Exercise objective: Pick out every line with the word "name" and copy it.

■ ■ ■ ■

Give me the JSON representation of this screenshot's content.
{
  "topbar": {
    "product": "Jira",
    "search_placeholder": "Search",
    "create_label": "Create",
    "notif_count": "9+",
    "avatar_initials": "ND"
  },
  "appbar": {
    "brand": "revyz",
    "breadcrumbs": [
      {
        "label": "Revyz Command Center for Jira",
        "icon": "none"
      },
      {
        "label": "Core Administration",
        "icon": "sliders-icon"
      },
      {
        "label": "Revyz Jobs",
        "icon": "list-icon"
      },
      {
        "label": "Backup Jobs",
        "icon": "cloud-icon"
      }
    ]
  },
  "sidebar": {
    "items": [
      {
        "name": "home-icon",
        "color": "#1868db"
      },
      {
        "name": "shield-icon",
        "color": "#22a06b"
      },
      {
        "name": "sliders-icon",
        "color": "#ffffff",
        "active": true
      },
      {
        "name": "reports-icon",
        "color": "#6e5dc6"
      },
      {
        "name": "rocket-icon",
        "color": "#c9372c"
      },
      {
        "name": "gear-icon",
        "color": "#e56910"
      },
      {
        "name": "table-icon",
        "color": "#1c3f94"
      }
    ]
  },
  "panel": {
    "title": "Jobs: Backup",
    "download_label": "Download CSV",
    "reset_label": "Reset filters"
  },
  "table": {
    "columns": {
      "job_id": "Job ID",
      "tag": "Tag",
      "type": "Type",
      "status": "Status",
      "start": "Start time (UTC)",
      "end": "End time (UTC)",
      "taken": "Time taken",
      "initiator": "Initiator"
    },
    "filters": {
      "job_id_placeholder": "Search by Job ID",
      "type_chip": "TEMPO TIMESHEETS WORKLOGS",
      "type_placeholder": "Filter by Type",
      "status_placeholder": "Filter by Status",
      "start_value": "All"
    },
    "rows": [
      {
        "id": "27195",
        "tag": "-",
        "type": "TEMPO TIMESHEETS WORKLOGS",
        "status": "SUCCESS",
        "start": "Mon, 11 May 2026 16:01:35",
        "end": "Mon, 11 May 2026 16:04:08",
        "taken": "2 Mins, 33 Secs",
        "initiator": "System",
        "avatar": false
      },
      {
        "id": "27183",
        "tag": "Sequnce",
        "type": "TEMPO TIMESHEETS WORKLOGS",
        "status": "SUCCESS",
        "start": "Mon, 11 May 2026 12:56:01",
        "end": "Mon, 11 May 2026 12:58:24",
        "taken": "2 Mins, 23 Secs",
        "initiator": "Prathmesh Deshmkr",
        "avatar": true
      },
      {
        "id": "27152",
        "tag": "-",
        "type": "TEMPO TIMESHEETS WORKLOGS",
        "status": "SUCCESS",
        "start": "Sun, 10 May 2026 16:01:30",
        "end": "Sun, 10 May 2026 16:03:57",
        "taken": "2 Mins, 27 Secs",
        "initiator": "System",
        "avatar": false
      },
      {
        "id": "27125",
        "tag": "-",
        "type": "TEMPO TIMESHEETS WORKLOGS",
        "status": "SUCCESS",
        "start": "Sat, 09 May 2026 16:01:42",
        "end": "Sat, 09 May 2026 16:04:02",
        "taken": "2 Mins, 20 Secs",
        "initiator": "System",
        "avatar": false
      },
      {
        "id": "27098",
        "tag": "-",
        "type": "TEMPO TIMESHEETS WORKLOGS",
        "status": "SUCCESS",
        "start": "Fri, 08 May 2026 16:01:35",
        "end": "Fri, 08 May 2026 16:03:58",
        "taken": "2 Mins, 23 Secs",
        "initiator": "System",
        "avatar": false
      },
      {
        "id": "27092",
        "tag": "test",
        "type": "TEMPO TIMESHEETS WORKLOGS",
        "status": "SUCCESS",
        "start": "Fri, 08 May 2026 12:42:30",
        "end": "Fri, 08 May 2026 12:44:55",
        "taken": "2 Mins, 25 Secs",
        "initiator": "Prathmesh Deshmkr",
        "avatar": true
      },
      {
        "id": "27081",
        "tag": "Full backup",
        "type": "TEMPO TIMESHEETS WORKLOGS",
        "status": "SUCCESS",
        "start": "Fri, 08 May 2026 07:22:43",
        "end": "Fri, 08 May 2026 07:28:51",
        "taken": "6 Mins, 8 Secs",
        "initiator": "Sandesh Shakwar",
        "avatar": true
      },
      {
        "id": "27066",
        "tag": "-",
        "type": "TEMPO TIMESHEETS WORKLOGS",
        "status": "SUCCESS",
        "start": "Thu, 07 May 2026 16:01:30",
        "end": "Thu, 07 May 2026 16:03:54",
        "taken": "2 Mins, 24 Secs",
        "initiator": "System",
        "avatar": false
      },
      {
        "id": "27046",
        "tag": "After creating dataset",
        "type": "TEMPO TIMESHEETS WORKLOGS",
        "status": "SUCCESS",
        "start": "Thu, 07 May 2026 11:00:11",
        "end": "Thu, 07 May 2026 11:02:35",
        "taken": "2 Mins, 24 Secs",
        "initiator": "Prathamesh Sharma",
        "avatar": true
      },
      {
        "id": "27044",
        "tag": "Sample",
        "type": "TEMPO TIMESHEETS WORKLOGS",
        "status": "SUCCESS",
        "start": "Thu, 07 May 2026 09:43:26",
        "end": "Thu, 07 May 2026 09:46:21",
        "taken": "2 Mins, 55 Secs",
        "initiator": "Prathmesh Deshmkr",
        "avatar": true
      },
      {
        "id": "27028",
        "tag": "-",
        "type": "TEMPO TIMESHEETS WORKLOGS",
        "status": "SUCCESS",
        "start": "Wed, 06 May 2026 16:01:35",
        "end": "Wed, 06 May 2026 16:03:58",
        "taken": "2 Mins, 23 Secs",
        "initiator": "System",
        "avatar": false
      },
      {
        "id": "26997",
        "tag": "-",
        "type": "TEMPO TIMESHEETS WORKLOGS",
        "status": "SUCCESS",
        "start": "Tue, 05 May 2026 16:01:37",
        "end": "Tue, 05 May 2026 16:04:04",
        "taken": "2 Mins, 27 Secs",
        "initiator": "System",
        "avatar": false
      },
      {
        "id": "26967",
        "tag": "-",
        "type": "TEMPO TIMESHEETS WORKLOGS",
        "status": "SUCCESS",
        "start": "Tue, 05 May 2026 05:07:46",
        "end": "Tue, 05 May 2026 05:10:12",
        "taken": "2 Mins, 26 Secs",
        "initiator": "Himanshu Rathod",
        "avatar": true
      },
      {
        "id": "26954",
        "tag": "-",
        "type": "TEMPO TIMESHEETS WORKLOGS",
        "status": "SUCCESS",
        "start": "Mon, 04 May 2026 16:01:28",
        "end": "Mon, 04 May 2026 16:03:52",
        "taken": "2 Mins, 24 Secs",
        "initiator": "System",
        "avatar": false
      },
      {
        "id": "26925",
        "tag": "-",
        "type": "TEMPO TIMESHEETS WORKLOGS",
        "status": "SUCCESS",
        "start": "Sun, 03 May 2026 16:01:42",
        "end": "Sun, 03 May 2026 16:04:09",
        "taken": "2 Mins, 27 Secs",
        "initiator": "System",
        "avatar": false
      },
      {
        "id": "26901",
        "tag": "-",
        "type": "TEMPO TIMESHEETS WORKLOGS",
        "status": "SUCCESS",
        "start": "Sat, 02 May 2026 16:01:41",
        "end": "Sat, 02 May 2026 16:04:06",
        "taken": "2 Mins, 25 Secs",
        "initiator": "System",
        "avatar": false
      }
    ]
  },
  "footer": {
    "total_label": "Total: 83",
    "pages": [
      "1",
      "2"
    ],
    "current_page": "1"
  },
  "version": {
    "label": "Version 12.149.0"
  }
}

■ ■ ■ ■

Task solution:
        "name": "home-icon",
        "name": "shield-icon",
        "name": "sliders-icon",
        "name": "reports-icon",
        "name": "rocket-icon",
        "name": "gear-icon",
        "name": "table-icon",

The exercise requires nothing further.